** Exercise aim **
In your copy, repeat the records exactly and leave out the pictures.

Dataset rows about figures:
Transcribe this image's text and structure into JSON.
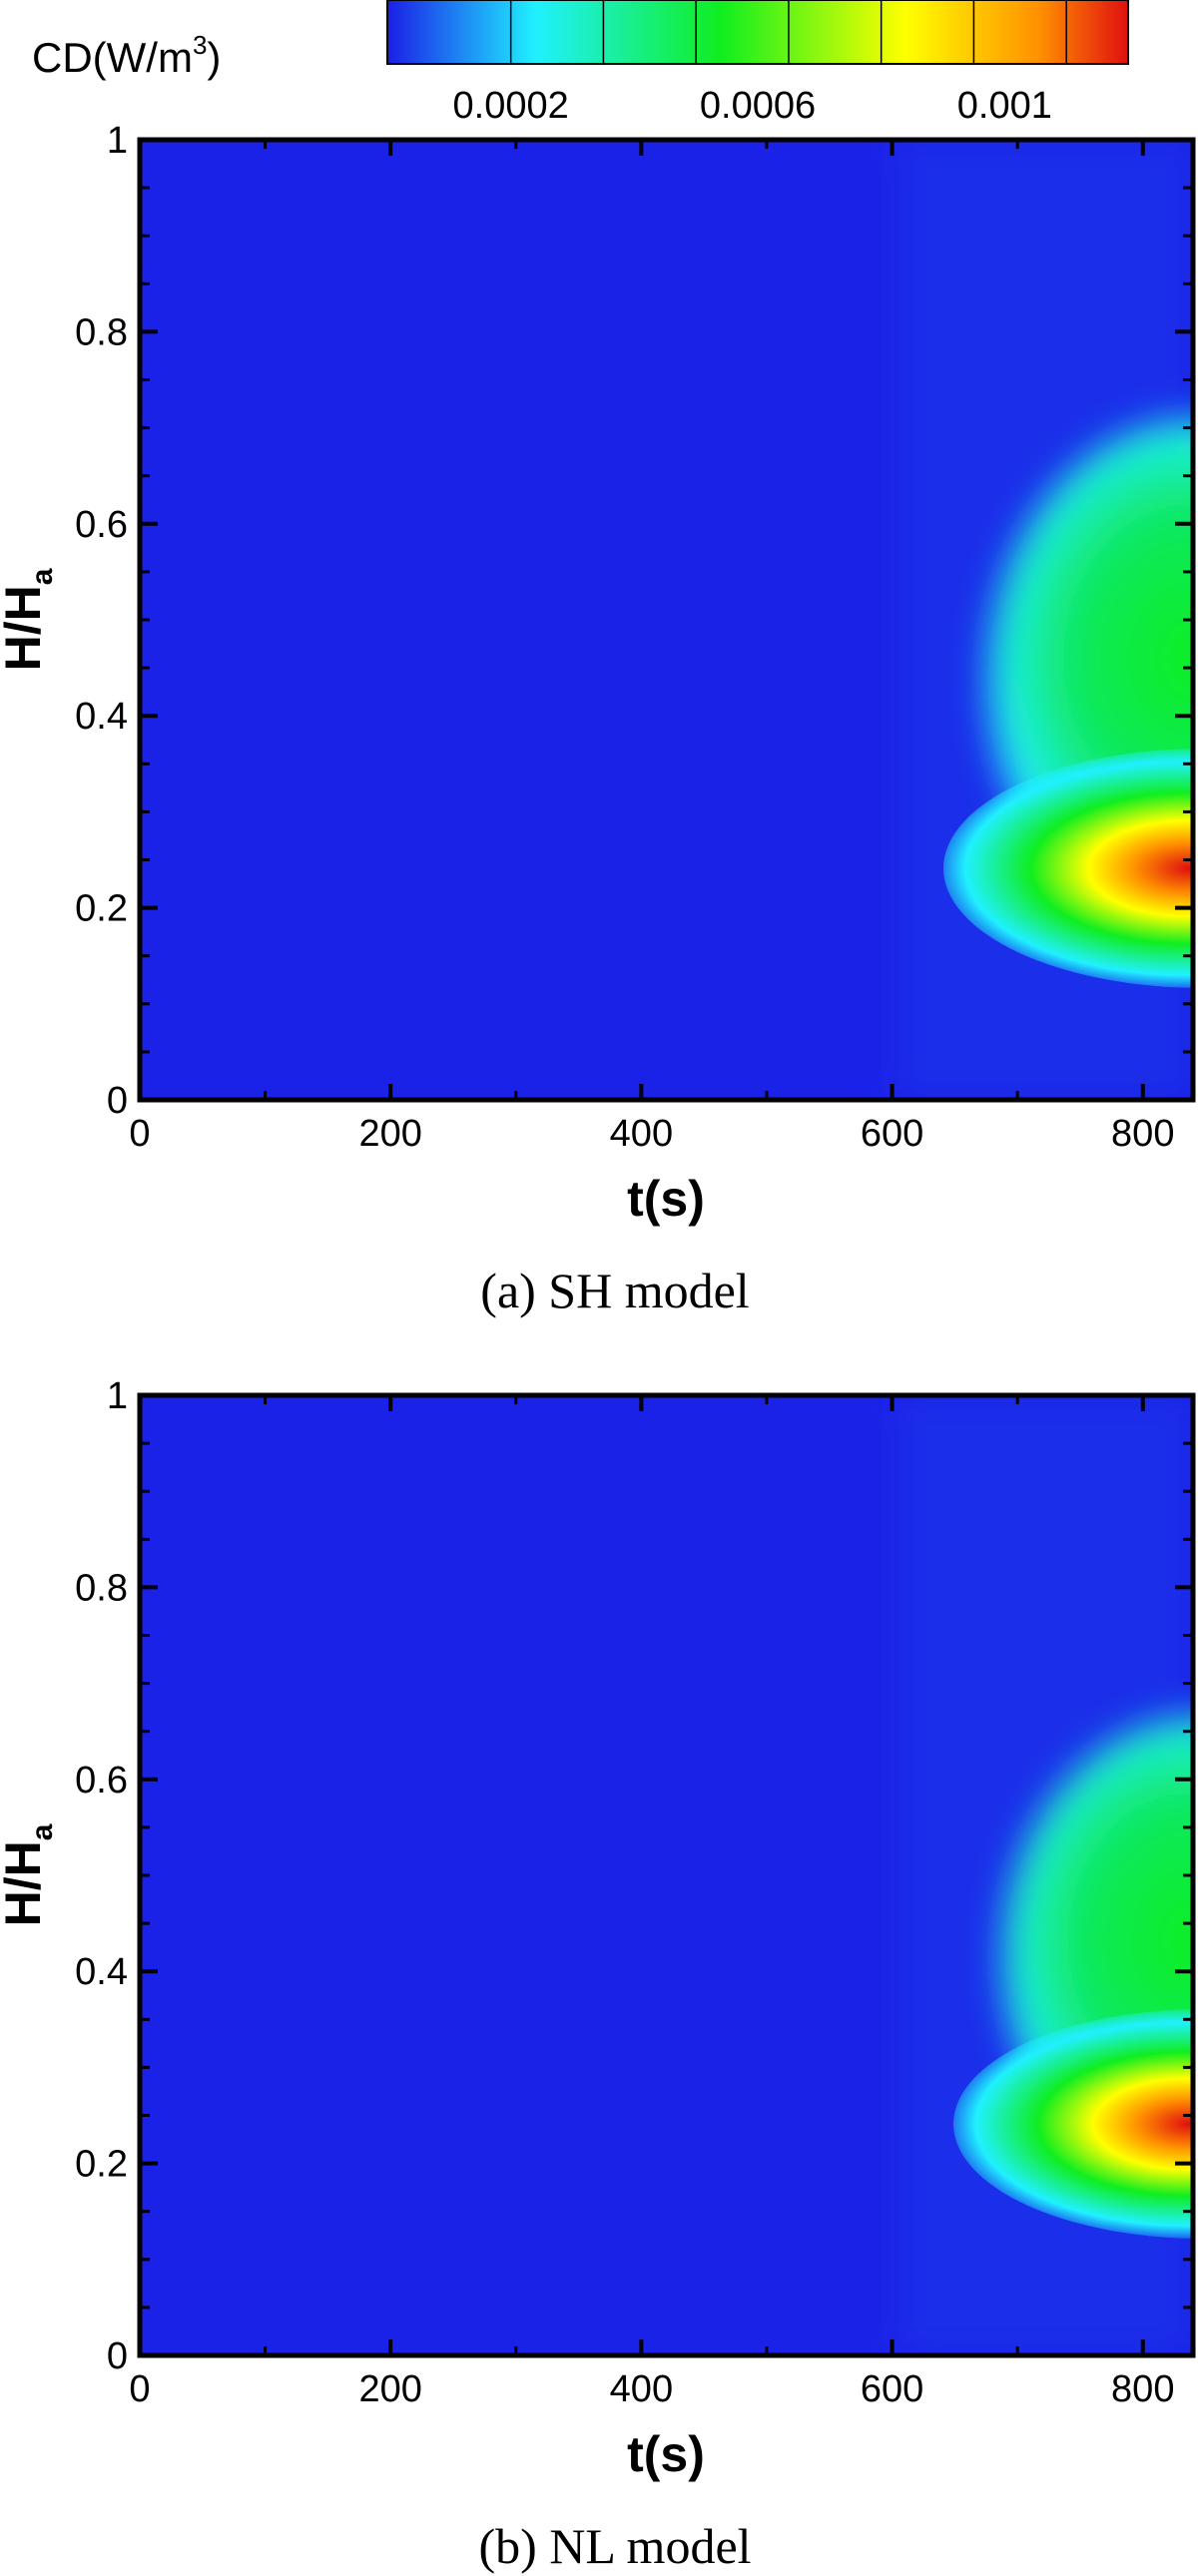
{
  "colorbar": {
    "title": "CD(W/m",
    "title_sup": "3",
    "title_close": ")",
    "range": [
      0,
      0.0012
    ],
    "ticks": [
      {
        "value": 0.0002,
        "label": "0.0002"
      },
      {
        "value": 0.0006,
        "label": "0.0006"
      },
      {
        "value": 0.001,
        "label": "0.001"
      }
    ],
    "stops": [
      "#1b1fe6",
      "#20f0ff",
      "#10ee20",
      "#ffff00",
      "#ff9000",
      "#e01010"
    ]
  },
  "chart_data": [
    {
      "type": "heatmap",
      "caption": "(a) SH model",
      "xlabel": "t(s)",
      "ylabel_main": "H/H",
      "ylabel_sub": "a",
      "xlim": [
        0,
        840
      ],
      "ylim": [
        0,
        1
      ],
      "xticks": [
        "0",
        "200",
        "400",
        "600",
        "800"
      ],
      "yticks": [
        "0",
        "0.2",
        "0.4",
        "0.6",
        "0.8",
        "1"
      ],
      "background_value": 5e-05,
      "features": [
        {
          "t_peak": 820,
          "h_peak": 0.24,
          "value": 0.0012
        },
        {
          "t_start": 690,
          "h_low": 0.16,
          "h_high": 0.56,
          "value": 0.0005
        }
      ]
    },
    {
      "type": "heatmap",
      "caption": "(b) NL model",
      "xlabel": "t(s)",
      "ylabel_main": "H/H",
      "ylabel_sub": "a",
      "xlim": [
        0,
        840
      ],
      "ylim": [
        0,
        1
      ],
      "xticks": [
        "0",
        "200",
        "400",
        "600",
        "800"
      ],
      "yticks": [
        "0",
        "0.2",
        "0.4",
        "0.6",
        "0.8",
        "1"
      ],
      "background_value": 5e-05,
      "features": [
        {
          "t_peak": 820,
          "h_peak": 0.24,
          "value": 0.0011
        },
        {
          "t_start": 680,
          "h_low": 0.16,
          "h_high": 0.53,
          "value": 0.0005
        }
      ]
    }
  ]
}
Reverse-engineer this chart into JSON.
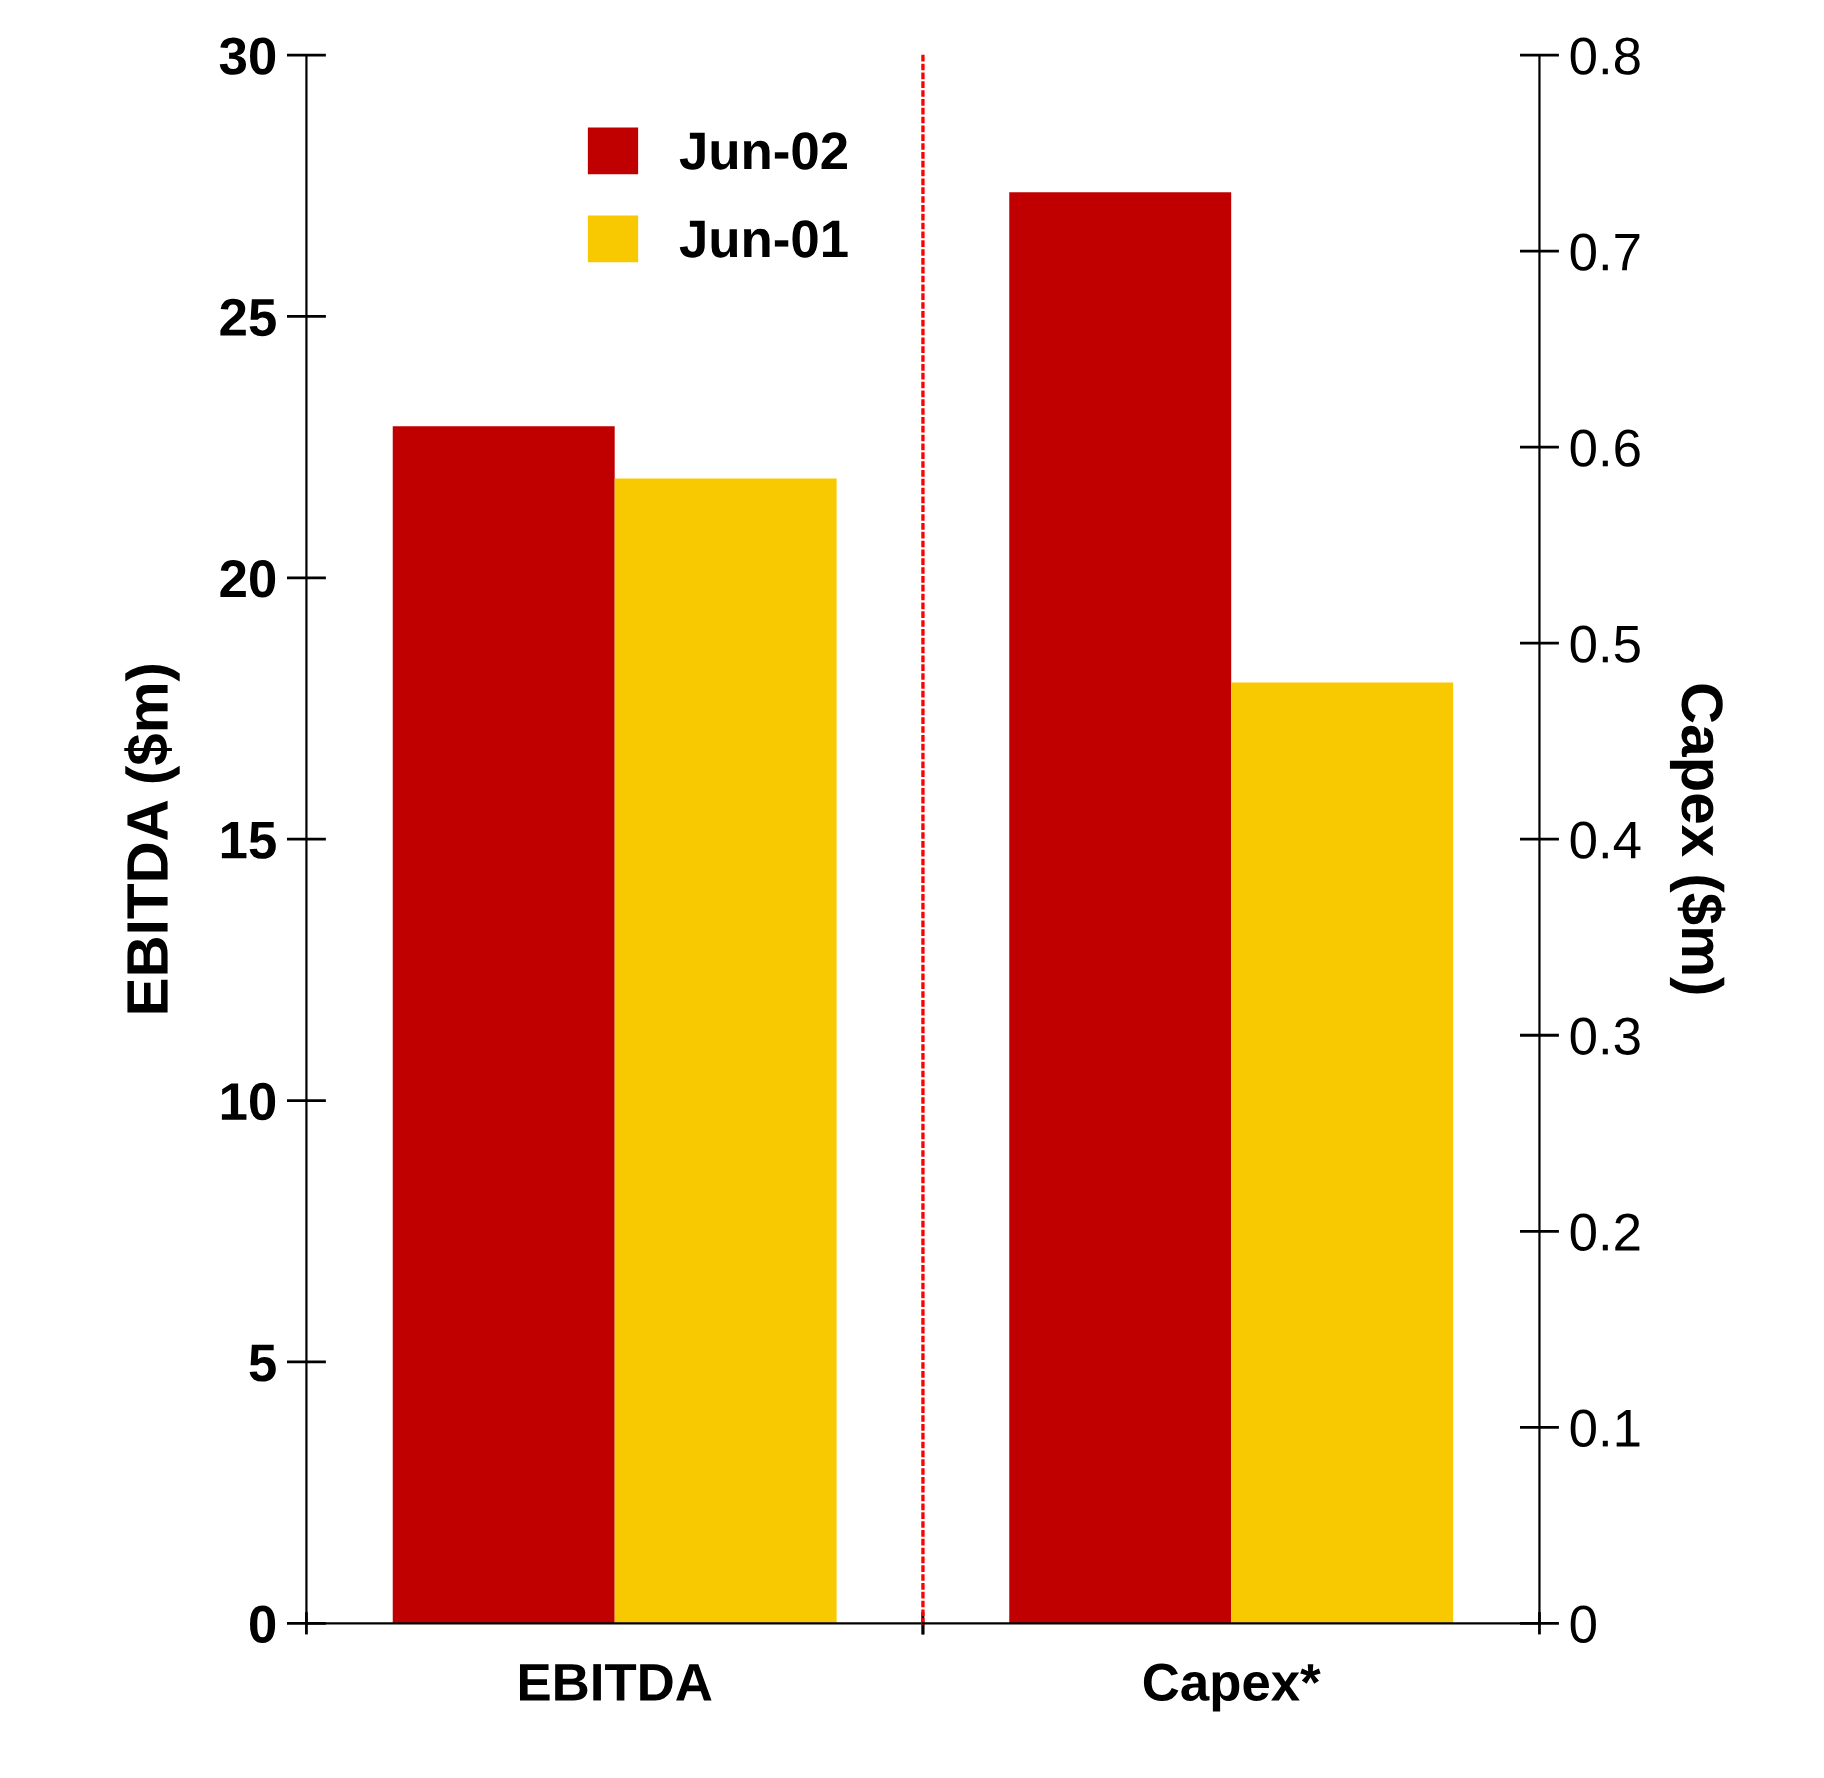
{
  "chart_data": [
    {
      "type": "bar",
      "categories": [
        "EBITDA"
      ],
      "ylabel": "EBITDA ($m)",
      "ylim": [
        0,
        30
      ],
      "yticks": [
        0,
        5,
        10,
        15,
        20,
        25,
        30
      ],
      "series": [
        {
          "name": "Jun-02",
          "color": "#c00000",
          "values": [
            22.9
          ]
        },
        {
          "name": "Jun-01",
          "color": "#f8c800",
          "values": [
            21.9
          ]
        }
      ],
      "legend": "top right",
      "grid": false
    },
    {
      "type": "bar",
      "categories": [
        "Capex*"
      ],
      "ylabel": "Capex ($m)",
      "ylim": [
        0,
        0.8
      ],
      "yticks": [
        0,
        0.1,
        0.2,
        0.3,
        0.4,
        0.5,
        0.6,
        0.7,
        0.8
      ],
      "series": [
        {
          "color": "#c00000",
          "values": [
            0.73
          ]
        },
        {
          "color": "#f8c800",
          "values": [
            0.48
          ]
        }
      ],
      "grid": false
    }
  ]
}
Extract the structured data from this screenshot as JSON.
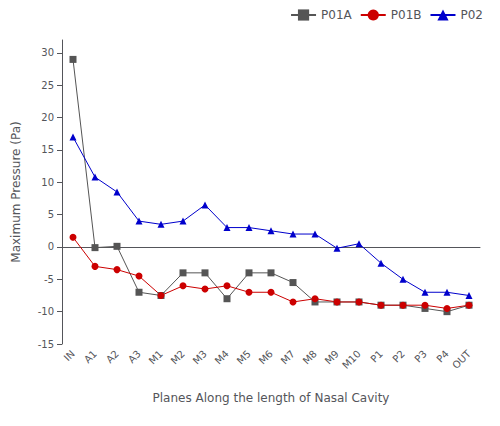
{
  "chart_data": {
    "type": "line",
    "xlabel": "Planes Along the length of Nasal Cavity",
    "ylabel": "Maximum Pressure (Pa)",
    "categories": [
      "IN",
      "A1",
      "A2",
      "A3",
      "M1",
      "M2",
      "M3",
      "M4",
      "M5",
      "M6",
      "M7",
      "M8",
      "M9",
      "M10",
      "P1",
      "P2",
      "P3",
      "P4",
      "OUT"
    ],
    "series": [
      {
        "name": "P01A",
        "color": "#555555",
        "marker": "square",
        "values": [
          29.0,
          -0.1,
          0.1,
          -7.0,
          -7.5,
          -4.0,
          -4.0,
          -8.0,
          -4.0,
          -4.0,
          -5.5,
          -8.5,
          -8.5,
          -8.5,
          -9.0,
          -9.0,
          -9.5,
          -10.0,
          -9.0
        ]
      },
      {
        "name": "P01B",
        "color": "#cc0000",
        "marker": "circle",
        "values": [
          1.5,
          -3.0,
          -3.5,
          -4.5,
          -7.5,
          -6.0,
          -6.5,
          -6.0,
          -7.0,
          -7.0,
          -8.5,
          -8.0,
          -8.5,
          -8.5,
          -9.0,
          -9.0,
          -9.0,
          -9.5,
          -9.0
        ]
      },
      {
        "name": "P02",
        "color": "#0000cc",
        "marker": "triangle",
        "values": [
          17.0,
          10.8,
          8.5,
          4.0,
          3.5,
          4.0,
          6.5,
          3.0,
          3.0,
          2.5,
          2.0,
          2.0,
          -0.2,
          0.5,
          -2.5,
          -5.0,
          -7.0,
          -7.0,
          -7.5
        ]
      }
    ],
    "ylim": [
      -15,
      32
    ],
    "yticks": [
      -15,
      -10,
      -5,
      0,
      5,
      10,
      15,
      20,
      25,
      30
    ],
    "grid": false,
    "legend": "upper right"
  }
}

** Output **
Transcribe this image's text and structure into JSON.
{
  "colorbar": {
    "title": "CD(W/m",
    "title_sup": "3",
    "title_close": ")",
    "range": [
      0,
      0.0012
    ],
    "ticks": [
      {
        "value": 0.0002,
        "label": "0.0002"
      },
      {
        "value": 0.0006,
        "label": "0.0006"
      },
      {
        "value": 0.001,
        "label": "0.001"
      }
    ],
    "stops": [
      "#1b1fe6",
      "#20f0ff",
      "#10ee20",
      "#ffff00",
      "#ff9000",
      "#e01010"
    ]
  },
  "chart_data": [
    {
      "type": "heatmap",
      "caption": "(a) SH model",
      "xlabel": "t(s)",
      "ylabel_main": "H/H",
      "ylabel_sub": "a",
      "xlim": [
        0,
        840
      ],
      "ylim": [
        0,
        1
      ],
      "xticks": [
        "0",
        "200",
        "400",
        "600",
        "800"
      ],
      "yticks": [
        "0",
        "0.2",
        "0.4",
        "0.6",
        "0.8",
        "1"
      ],
      "background_value": 5e-05,
      "features": [
        {
          "t_peak": 820,
          "h_peak": 0.24,
          "value": 0.0012
        },
        {
          "t_start": 690,
          "h_low": 0.16,
          "h_high": 0.56,
          "value": 0.0005
        }
      ]
    },
    {
      "type": "heatmap",
      "caption": "(b) NL model",
      "xlabel": "t(s)",
      "ylabel_main": "H/H",
      "ylabel_sub": "a",
      "xlim": [
        0,
        840
      ],
      "ylim": [
        0,
        1
      ],
      "xticks": [
        "0",
        "200",
        "400",
        "600",
        "800"
      ],
      "yticks": [
        "0",
        "0.2",
        "0.4",
        "0.6",
        "0.8",
        "1"
      ],
      "background_value": 5e-05,
      "features": [
        {
          "t_peak": 820,
          "h_peak": 0.24,
          "value": 0.0011
        },
        {
          "t_start": 680,
          "h_low": 0.16,
          "h_high": 0.53,
          "value": 0.0005
        }
      ]
    }
  ]
}
Reverse-engineer this chart into JSON.
{
  "chart_data": [
    {
      "type": "bar",
      "categories": [
        "EBITDA"
      ],
      "ylabel": "EBITDA ($m)",
      "ylim": [
        0,
        30
      ],
      "yticks": [
        0,
        5,
        10,
        15,
        20,
        25,
        30
      ],
      "series": [
        {
          "name": "Jun-02",
          "color": "#c00000",
          "values": [
            22.9
          ]
        },
        {
          "name": "Jun-01",
          "color": "#f8c800",
          "values": [
            21.9
          ]
        }
      ],
      "legend": "top right",
      "grid": false
    },
    {
      "type": "bar",
      "categories": [
        "Capex*"
      ],
      "ylabel": "Capex ($m)",
      "ylim": [
        0,
        0.8
      ],
      "yticks": [
        0,
        0.1,
        0.2,
        0.3,
        0.4,
        0.5,
        0.6,
        0.7,
        0.8
      ],
      "series": [
        {
          "color": "#c00000",
          "values": [
            0.73
          ]
        },
        {
          "color": "#f8c800",
          "values": [
            0.48
          ]
        }
      ],
      "grid": false
    }
  ]
}
Extract the structured data from this screenshot as JSON.
{
  "chart_data": {
    "type": "line",
    "xlabel": "Planes Along the length of Nasal Cavity",
    "ylabel": "Maximum Pressure (Pa)",
    "categories": [
      "IN",
      "A1",
      "A2",
      "A3",
      "M1",
      "M2",
      "M3",
      "M4",
      "M5",
      "M6",
      "M7",
      "M8",
      "M9",
      "M10",
      "P1",
      "P2",
      "P3",
      "P4",
      "OUT"
    ],
    "series": [
      {
        "name": "P01A",
        "color": "#555555",
        "marker": "square",
        "values": [
          29.0,
          -0.1,
          0.1,
          -7.0,
          -7.5,
          -4.0,
          -4.0,
          -8.0,
          -4.0,
          -4.0,
          -5.5,
          -8.5,
          -8.5,
          -8.5,
          -9.0,
          -9.0,
          -9.5,
          -10.0,
          -9.0
        ]
      },
      {
        "name": "P01B",
        "color": "#cc0000",
        "marker": "circle",
        "values": [
          1.5,
          -3.0,
          -3.5,
          -4.5,
          -7.5,
          -6.0,
          -6.5,
          -6.0,
          -7.0,
          -7.0,
          -8.5,
          -8.0,
          -8.5,
          -8.5,
          -9.0,
          -9.0,
          -9.0,
          -9.5,
          -9.0
        ]
      },
      {
        "name": "P02",
        "color": "#0000cc",
        "marker": "triangle",
        "values": [
          17.0,
          10.8,
          8.5,
          4.0,
          3.5,
          4.0,
          6.5,
          3.0,
          3.0,
          2.5,
          2.0,
          2.0,
          -0.2,
          0.5,
          -2.5,
          -5.0,
          -7.0,
          -7.0,
          -7.5
        ]
      }
    ],
    "ylim": [
      -15,
      32
    ],
    "yticks": [
      -15,
      -10,
      -5,
      0,
      5,
      10,
      15,
      20,
      25,
      30
    ],
    "grid": false,
    "legend": "upper right"
  }
}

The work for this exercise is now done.